(Exercise goal) Return all of the data exactly as given.

(Data rows)
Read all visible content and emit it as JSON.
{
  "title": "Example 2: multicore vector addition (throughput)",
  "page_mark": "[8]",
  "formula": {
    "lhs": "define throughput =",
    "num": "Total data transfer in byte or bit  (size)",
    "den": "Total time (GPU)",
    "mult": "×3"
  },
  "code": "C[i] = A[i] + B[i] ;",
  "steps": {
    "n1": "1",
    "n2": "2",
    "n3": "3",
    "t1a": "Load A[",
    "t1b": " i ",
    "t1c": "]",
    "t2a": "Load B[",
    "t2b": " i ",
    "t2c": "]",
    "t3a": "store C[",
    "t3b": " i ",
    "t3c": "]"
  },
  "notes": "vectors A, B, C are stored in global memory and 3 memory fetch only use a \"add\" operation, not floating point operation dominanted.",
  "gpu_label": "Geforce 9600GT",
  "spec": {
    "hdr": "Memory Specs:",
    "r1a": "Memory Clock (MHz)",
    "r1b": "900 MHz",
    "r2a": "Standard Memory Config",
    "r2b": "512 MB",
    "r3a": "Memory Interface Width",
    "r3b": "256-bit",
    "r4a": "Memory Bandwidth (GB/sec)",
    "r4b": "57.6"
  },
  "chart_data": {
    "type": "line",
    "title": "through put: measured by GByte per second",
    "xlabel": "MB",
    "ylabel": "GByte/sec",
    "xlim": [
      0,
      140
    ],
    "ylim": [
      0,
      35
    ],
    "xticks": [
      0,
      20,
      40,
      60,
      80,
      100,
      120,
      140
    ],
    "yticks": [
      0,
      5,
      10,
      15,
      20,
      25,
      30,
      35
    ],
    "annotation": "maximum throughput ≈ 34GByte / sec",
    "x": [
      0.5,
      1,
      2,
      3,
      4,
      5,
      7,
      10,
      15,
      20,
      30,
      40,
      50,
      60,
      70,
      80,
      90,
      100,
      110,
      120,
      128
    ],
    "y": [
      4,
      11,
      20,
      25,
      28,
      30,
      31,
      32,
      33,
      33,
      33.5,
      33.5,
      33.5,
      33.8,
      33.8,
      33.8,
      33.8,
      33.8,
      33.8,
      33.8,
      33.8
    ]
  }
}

(Output of the exercise)
Read all visible content and emit it as JSON.
{
  "title": "Example 2: multicore vector addition (throughput)",
  "page_mark": "[8]",
  "formula": {
    "lhs": "define throughput =",
    "num": "Total data transfer in byte or bit  (size)",
    "den": "Total time (GPU)",
    "mult": "×3"
  },
  "code": "C[i] = A[i] + B[i] ;",
  "steps": {
    "n1": "1",
    "n2": "2",
    "n3": "3",
    "t1a": "Load A[",
    "t1b": " i ",
    "t1c": "]",
    "t2a": "Load B[",
    "t2b": " i ",
    "t2c": "]",
    "t3a": "store C[",
    "t3b": " i ",
    "t3c": "]"
  },
  "notes": "vectors A, B, C are stored in global memory and 3 memory fetch only use a \"add\" operation, not floating point operation dominanted.",
  "gpu_label": "Geforce 9600GT",
  "spec": {
    "hdr": "Memory Specs:",
    "r1a": "Memory Clock (MHz)",
    "r1b": "900 MHz",
    "r2a": "Standard Memory Config",
    "r2b": "512 MB",
    "r3a": "Memory Interface Width",
    "r3b": "256-bit",
    "r4a": "Memory Bandwidth (GB/sec)",
    "r4b": "57.6"
  },
  "chart_data": {
    "type": "line",
    "title": "through put: measured by GByte per second",
    "xlabel": "MB",
    "ylabel": "GByte/sec",
    "xlim": [
      0,
      140
    ],
    "ylim": [
      0,
      35
    ],
    "xticks": [
      0,
      20,
      40,
      60,
      80,
      100,
      120,
      140
    ],
    "yticks": [
      0,
      5,
      10,
      15,
      20,
      25,
      30,
      35
    ],
    "annotation": "maximum throughput ≈ 34GByte / sec",
    "x": [
      0.5,
      1,
      2,
      3,
      4,
      5,
      7,
      10,
      15,
      20,
      30,
      40,
      50,
      60,
      70,
      80,
      90,
      100,
      110,
      120,
      128
    ],
    "y": [
      4,
      11,
      20,
      25,
      28,
      30,
      31,
      32,
      33,
      33,
      33.5,
      33.5,
      33.5,
      33.8,
      33.8,
      33.8,
      33.8,
      33.8,
      33.8,
      33.8,
      33.8
    ]
  }
}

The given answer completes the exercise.